• EXERCISE:
Reproduce every line of the records below word for word, leaving out the pictures.

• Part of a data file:
>> BEGIN

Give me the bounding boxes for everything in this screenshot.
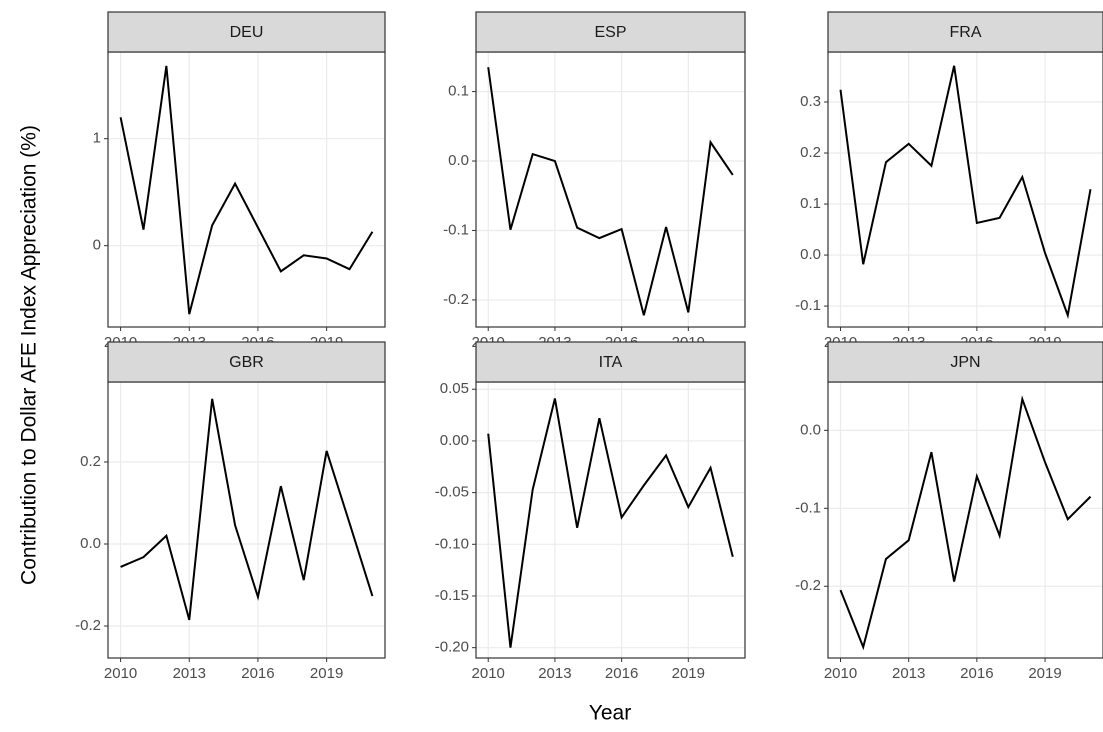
- y-tick-label: 0.0: [800, 246, 821, 263]
- strip-text: FRA: [950, 24, 982, 41]
- strip: [827, 341, 1103, 383]
- panel-background: [828, 382, 1103, 658]
- y-tick-label: 0.0: [800, 421, 821, 438]
- x-tick-label: 2010: [472, 665, 505, 682]
- x-tick-label: 2016: [605, 665, 638, 682]
- y-tick-label: 0.05: [440, 380, 469, 397]
- x-tick-label: 2019: [672, 665, 705, 682]
- strip: [107, 341, 386, 383]
- y-axis-title: Contribution to Dollar AFE Index Appreci…: [18, 125, 41, 585]
- panel-background: [108, 382, 385, 658]
- y-tick-label: -0.1: [795, 297, 821, 314]
- y-tick-label: -0.20: [435, 639, 469, 656]
- y-tick-label: 0.2: [800, 144, 821, 161]
- panel-background: [828, 52, 1103, 327]
- strip: [107, 11, 386, 53]
- x-tick-label: 2013: [538, 665, 571, 682]
- x-tick-label: 2016: [960, 665, 993, 682]
- panel-background: [476, 382, 745, 658]
- panel-background: [108, 52, 385, 327]
- y-tick-label: -0.1: [443, 221, 469, 238]
- data-line: [487, 398, 734, 648]
- y-tick-label: 0.0: [80, 535, 101, 552]
- strip-text: ESP: [594, 24, 626, 41]
- panel-background: [476, 52, 745, 327]
- strip-text: JPN: [950, 354, 980, 371]
- strip: [475, 341, 746, 383]
- strip: [475, 11, 746, 53]
- data-line: [119, 65, 374, 315]
- y-tick-label: -0.10: [435, 535, 469, 552]
- y-tick-label: 0: [93, 237, 101, 254]
- x-tick-label: 2016: [241, 665, 274, 682]
- data-line: [487, 67, 734, 316]
- y-tick-label: -0.1: [795, 499, 821, 516]
- strip: [827, 11, 1103, 53]
- y-tick-label: -0.2: [795, 577, 821, 594]
- y-tick-label: -0.2: [443, 291, 469, 308]
- x-tick-label: 2019: [310, 665, 343, 682]
- x-tick-label: 2019: [1028, 665, 1061, 682]
- x-tick-label: 2013: [173, 665, 206, 682]
- y-tick-label: 0.0: [448, 152, 469, 169]
- x-tick-label: 2013: [892, 665, 925, 682]
- strip-text: DEU: [230, 24, 264, 41]
- y-tick-label: 0.2: [80, 453, 101, 470]
- y-tick-label: 0.1: [448, 83, 469, 100]
- y-tick-label: 0.1: [800, 195, 821, 212]
- x-axis-title: Year: [589, 702, 631, 725]
- strip-text: ITA: [599, 354, 623, 371]
- y-tick-label: -0.2: [75, 617, 101, 634]
- data-line: [120, 398, 374, 621]
- strip-text: GBR: [229, 354, 264, 371]
- y-tick-label: 0.3: [800, 93, 821, 110]
- data-line: [839, 395, 1092, 651]
- y-tick-label: -0.05: [435, 484, 469, 501]
- y-tick-label: -0.15: [435, 587, 469, 604]
- y-tick-label: 1: [93, 130, 101, 147]
- data-line: [839, 65, 1092, 320]
- x-tick-label: 2010: [824, 665, 857, 682]
- y-tick-label: 0.00: [440, 432, 469, 449]
- x-tick-label: 2010: [104, 665, 137, 682]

>> END

• SOLUTION BELOW:
Give me the bounding boxes for everything in this screenshot.
- y-tick-label: 0.0: [800, 246, 821, 263]
- strip-text: FRA: [950, 24, 982, 41]
- strip: [827, 341, 1103, 383]
- panel-background: [828, 382, 1103, 658]
- y-tick-label: 0.0: [800, 421, 821, 438]
- x-tick-label: 2010: [472, 665, 505, 682]
- x-tick-label: 2016: [605, 665, 638, 682]
- y-tick-label: 0.05: [440, 380, 469, 397]
- x-tick-label: 2019: [672, 665, 705, 682]
- strip: [107, 341, 386, 383]
- y-axis-title: Contribution to Dollar AFE Index Appreci…: [18, 125, 41, 585]
- panel-background: [108, 382, 385, 658]
- y-tick-label: -0.1: [795, 297, 821, 314]
- y-tick-label: -0.20: [435, 639, 469, 656]
- y-tick-label: 0.2: [800, 144, 821, 161]
- panel-background: [828, 52, 1103, 327]
- strip: [107, 11, 386, 53]
- x-tick-label: 2013: [538, 665, 571, 682]
- x-tick-label: 2016: [960, 665, 993, 682]
- panel-background: [476, 382, 745, 658]
- panel-background: [108, 52, 385, 327]
- y-tick-label: -0.1: [443, 221, 469, 238]
- data-line: [487, 398, 734, 648]
- y-tick-label: 0.0: [80, 535, 101, 552]
- strip-text: ESP: [594, 24, 626, 41]
- panel-background: [476, 52, 745, 327]
- strip-text: JPN: [950, 354, 980, 371]
- strip: [475, 341, 746, 383]
- strip: [475, 11, 746, 53]
- data-line: [119, 65, 374, 315]
- y-tick-label: -0.10: [435, 535, 469, 552]
- y-tick-label: 0: [93, 237, 101, 254]
- x-tick-label: 2016: [241, 665, 274, 682]
- data-line: [487, 67, 734, 316]
- y-tick-label: -0.1: [795, 499, 821, 516]
- strip: [827, 11, 1103, 53]
- y-tick-label: -0.2: [795, 577, 821, 594]
- y-tick-label: -0.2: [443, 291, 469, 308]
- x-tick-label: 2019: [310, 665, 343, 682]
- x-tick-label: 2019: [1028, 665, 1061, 682]
- x-tick-label: 2013: [173, 665, 206, 682]
- y-tick-label: 0.0: [448, 152, 469, 169]
- x-tick-label: 2013: [892, 665, 925, 682]
- strip-text: DEU: [230, 24, 264, 41]
- y-tick-label: 0.2: [80, 453, 101, 470]
- y-tick-label: 0.1: [448, 83, 469, 100]
- y-tick-label: 0.1: [800, 195, 821, 212]
- x-axis-title: Year: [589, 702, 631, 725]
- strip-text: ITA: [599, 354, 623, 371]
- y-tick-label: -0.2: [75, 617, 101, 634]
- data-line: [120, 398, 374, 621]
- strip-text: GBR: [229, 354, 264, 371]
- y-tick-label: 0.3: [800, 93, 821, 110]
- data-line: [839, 395, 1092, 651]
- y-tick-label: -0.05: [435, 484, 469, 501]
- y-tick-label: -0.15: [435, 587, 469, 604]
- y-tick-label: 1: [93, 130, 101, 147]
- data-line: [839, 65, 1092, 320]
- x-tick-label: 2010: [824, 665, 857, 682]
- y-tick-label: 0.00: [440, 432, 469, 449]
- x-tick-label: 2010: [104, 665, 137, 682]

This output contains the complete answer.